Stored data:
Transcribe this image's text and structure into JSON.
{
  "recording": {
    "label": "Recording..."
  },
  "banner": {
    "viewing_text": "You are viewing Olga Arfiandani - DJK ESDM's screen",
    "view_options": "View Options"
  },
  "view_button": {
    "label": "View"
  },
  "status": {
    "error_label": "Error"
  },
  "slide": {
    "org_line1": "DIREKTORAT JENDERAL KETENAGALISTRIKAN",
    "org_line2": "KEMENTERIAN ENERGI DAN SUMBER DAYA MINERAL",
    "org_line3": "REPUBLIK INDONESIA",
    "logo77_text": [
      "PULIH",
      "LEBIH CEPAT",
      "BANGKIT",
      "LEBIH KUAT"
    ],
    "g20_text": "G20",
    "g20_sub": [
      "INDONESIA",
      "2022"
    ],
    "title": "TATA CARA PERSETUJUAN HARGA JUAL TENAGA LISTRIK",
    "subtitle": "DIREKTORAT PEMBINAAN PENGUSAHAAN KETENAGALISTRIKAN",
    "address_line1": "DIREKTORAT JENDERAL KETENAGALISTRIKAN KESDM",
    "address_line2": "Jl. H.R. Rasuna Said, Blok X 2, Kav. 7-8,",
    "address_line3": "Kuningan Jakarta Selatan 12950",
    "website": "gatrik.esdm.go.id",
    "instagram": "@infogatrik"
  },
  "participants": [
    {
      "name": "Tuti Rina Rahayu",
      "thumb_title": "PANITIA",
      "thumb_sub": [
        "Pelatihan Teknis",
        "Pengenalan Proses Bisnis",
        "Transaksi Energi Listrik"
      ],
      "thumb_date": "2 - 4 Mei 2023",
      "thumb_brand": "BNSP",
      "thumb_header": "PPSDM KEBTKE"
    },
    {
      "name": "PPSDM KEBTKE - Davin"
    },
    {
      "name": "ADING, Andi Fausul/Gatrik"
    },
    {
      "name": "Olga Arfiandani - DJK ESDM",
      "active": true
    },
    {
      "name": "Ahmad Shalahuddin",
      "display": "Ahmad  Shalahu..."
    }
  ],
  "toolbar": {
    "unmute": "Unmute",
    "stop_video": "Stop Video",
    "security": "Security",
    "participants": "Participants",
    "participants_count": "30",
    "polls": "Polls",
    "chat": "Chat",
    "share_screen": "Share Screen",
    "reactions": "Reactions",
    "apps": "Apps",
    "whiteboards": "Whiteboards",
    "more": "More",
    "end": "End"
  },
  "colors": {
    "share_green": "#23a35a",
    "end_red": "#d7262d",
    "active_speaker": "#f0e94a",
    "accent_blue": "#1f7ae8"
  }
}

_Task to carry out_
Select every line in the material above where the string "Olga" occurs, and copy it.

_Task result_
    "viewing_text": "You are viewing Olga Arfiandani - DJK ESDM's screen",
      "name": "Olga Arfiandani - DJK ESDM",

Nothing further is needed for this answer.